[Figure data in JSON]
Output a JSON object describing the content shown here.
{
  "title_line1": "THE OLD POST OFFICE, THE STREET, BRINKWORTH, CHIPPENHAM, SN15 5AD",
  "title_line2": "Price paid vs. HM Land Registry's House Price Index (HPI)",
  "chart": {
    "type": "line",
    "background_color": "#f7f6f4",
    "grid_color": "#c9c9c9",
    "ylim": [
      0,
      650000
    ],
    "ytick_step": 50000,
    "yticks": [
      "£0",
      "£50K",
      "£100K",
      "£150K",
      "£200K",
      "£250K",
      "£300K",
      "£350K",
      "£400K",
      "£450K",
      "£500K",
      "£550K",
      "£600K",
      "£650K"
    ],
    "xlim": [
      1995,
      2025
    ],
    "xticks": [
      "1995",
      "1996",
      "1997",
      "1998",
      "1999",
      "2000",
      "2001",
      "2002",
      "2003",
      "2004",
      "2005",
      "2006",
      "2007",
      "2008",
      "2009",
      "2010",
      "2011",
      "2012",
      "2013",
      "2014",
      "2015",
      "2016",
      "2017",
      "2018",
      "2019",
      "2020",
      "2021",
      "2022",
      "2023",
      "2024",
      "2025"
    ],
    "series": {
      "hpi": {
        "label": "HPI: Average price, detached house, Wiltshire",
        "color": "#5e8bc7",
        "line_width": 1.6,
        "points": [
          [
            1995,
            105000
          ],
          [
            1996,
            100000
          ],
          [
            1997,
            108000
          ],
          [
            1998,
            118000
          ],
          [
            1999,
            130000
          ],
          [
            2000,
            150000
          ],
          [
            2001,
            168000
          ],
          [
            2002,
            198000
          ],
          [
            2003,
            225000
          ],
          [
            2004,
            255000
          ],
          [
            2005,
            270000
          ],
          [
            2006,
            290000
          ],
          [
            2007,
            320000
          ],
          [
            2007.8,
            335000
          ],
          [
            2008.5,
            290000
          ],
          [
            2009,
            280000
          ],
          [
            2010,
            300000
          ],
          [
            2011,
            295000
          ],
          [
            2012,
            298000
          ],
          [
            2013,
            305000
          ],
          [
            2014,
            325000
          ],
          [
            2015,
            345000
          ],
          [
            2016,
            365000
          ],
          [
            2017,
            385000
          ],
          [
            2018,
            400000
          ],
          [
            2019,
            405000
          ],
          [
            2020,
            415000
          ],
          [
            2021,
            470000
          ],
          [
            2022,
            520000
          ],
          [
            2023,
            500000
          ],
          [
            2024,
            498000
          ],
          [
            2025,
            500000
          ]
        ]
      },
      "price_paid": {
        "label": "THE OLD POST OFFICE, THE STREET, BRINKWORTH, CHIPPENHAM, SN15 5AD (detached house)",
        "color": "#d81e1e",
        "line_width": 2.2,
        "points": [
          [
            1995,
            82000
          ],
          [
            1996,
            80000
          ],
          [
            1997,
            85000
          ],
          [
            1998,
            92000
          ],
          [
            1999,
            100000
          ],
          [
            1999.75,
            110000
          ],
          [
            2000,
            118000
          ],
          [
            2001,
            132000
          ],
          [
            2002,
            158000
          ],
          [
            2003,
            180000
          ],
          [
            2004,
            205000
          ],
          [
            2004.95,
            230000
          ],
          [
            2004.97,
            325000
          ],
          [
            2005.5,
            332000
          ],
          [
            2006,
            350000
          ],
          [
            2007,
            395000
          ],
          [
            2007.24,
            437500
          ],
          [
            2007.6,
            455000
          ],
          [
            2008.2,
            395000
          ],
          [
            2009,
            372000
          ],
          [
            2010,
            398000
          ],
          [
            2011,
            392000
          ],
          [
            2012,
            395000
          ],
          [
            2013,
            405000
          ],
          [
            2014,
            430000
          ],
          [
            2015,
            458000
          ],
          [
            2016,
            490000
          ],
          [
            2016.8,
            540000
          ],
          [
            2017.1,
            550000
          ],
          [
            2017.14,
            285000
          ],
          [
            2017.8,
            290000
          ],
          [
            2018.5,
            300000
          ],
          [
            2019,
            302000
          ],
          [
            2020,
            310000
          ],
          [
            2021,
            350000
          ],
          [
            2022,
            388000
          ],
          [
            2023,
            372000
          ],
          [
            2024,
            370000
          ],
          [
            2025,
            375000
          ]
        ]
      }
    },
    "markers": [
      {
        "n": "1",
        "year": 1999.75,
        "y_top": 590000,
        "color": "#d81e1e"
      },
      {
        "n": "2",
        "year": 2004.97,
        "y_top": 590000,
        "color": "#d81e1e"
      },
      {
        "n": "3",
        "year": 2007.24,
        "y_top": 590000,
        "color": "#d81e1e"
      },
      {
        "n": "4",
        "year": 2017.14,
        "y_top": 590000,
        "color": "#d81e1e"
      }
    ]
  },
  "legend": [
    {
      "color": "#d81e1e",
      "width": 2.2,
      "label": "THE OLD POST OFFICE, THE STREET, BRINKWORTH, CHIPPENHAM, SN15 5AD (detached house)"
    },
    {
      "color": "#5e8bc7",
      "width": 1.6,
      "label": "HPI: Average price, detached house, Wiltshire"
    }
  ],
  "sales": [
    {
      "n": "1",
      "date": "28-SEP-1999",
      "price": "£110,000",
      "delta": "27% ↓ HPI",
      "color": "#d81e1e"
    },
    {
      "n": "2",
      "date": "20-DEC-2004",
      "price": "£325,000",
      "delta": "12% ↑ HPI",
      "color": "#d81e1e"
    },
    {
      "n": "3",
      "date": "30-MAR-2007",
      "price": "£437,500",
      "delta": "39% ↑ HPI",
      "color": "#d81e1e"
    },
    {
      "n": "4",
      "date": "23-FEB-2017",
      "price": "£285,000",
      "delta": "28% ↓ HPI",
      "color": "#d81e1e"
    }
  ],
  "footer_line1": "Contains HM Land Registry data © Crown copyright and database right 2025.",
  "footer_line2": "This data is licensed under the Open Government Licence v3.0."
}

Description of the task
Write each line above out exactly.

The output
Output a JSON object describing the content shown here.
{
  "title_line1": "THE OLD POST OFFICE, THE STREET, BRINKWORTH, CHIPPENHAM, SN15 5AD",
  "title_line2": "Price paid vs. HM Land Registry's House Price Index (HPI)",
  "chart": {
    "type": "line",
    "background_color": "#f7f6f4",
    "grid_color": "#c9c9c9",
    "ylim": [
      0,
      650000
    ],
    "ytick_step": 50000,
    "yticks": [
      "£0",
      "£50K",
      "£100K",
      "£150K",
      "£200K",
      "£250K",
      "£300K",
      "£350K",
      "£400K",
      "£450K",
      "£500K",
      "£550K",
      "£600K",
      "£650K"
    ],
    "xlim": [
      1995,
      2025
    ],
    "xticks": [
      "1995",
      "1996",
      "1997",
      "1998",
      "1999",
      "2000",
      "2001",
      "2002",
      "2003",
      "2004",
      "2005",
      "2006",
      "2007",
      "2008",
      "2009",
      "2010",
      "2011",
      "2012",
      "2013",
      "2014",
      "2015",
      "2016",
      "2017",
      "2018",
      "2019",
      "2020",
      "2021",
      "2022",
      "2023",
      "2024",
      "2025"
    ],
    "series": {
      "hpi": {
        "label": "HPI: Average price, detached house, Wiltshire",
        "color": "#5e8bc7",
        "line_width": 1.6,
        "points": [
          [
            1995,
            105000
          ],
          [
            1996,
            100000
          ],
          [
            1997,
            108000
          ],
          [
            1998,
            118000
          ],
          [
            1999,
            130000
          ],
          [
            2000,
            150000
          ],
          [
            2001,
            168000
          ],
          [
            2002,
            198000
          ],
          [
            2003,
            225000
          ],
          [
            2004,
            255000
          ],
          [
            2005,
            270000
          ],
          [
            2006,
            290000
          ],
          [
            2007,
            320000
          ],
          [
            2007.8,
            335000
          ],
          [
            2008.5,
            290000
          ],
          [
            2009,
            280000
          ],
          [
            2010,
            300000
          ],
          [
            2011,
            295000
          ],
          [
            2012,
            298000
          ],
          [
            2013,
            305000
          ],
          [
            2014,
            325000
          ],
          [
            2015,
            345000
          ],
          [
            2016,
            365000
          ],
          [
            2017,
            385000
          ],
          [
            2018,
            400000
          ],
          [
            2019,
            405000
          ],
          [
            2020,
            415000
          ],
          [
            2021,
            470000
          ],
          [
            2022,
            520000
          ],
          [
            2023,
            500000
          ],
          [
            2024,
            498000
          ],
          [
            2025,
            500000
          ]
        ]
      },
      "price_paid": {
        "label": "THE OLD POST OFFICE, THE STREET, BRINKWORTH, CHIPPENHAM, SN15 5AD (detached house)",
        "color": "#d81e1e",
        "line_width": 2.2,
        "points": [
          [
            1995,
            82000
          ],
          [
            1996,
            80000
          ],
          [
            1997,
            85000
          ],
          [
            1998,
            92000
          ],
          [
            1999,
            100000
          ],
          [
            1999.75,
            110000
          ],
          [
            2000,
            118000
          ],
          [
            2001,
            132000
          ],
          [
            2002,
            158000
          ],
          [
            2003,
            180000
          ],
          [
            2004,
            205000
          ],
          [
            2004.95,
            230000
          ],
          [
            2004.97,
            325000
          ],
          [
            2005.5,
            332000
          ],
          [
            2006,
            350000
          ],
          [
            2007,
            395000
          ],
          [
            2007.24,
            437500
          ],
          [
            2007.6,
            455000
          ],
          [
            2008.2,
            395000
          ],
          [
            2009,
            372000
          ],
          [
            2010,
            398000
          ],
          [
            2011,
            392000
          ],
          [
            2012,
            395000
          ],
          [
            2013,
            405000
          ],
          [
            2014,
            430000
          ],
          [
            2015,
            458000
          ],
          [
            2016,
            490000
          ],
          [
            2016.8,
            540000
          ],
          [
            2017.1,
            550000
          ],
          [
            2017.14,
            285000
          ],
          [
            2017.8,
            290000
          ],
          [
            2018.5,
            300000
          ],
          [
            2019,
            302000
          ],
          [
            2020,
            310000
          ],
          [
            2021,
            350000
          ],
          [
            2022,
            388000
          ],
          [
            2023,
            372000
          ],
          [
            2024,
            370000
          ],
          [
            2025,
            375000
          ]
        ]
      }
    },
    "markers": [
      {
        "n": "1",
        "year": 1999.75,
        "y_top": 590000,
        "color": "#d81e1e"
      },
      {
        "n": "2",
        "year": 2004.97,
        "y_top": 590000,
        "color": "#d81e1e"
      },
      {
        "n": "3",
        "year": 2007.24,
        "y_top": 590000,
        "color": "#d81e1e"
      },
      {
        "n": "4",
        "year": 2017.14,
        "y_top": 590000,
        "color": "#d81e1e"
      }
    ]
  },
  "legend": [
    {
      "color": "#d81e1e",
      "width": 2.2,
      "label": "THE OLD POST OFFICE, THE STREET, BRINKWORTH, CHIPPENHAM, SN15 5AD (detached house)"
    },
    {
      "color": "#5e8bc7",
      "width": 1.6,
      "label": "HPI: Average price, detached house, Wiltshire"
    }
  ],
  "sales": [
    {
      "n": "1",
      "date": "28-SEP-1999",
      "price": "£110,000",
      "delta": "27% ↓ HPI",
      "color": "#d81e1e"
    },
    {
      "n": "2",
      "date": "20-DEC-2004",
      "price": "£325,000",
      "delta": "12% ↑ HPI",
      "color": "#d81e1e"
    },
    {
      "n": "3",
      "date": "30-MAR-2007",
      "price": "£437,500",
      "delta": "39% ↑ HPI",
      "color": "#d81e1e"
    },
    {
      "n": "4",
      "date": "23-FEB-2017",
      "price": "£285,000",
      "delta": "28% ↓ HPI",
      "color": "#d81e1e"
    }
  ],
  "footer_line1": "Contains HM Land Registry data © Crown copyright and database right 2025.",
  "footer_line2": "This data is licensed under the Open Government Licence v3.0."
}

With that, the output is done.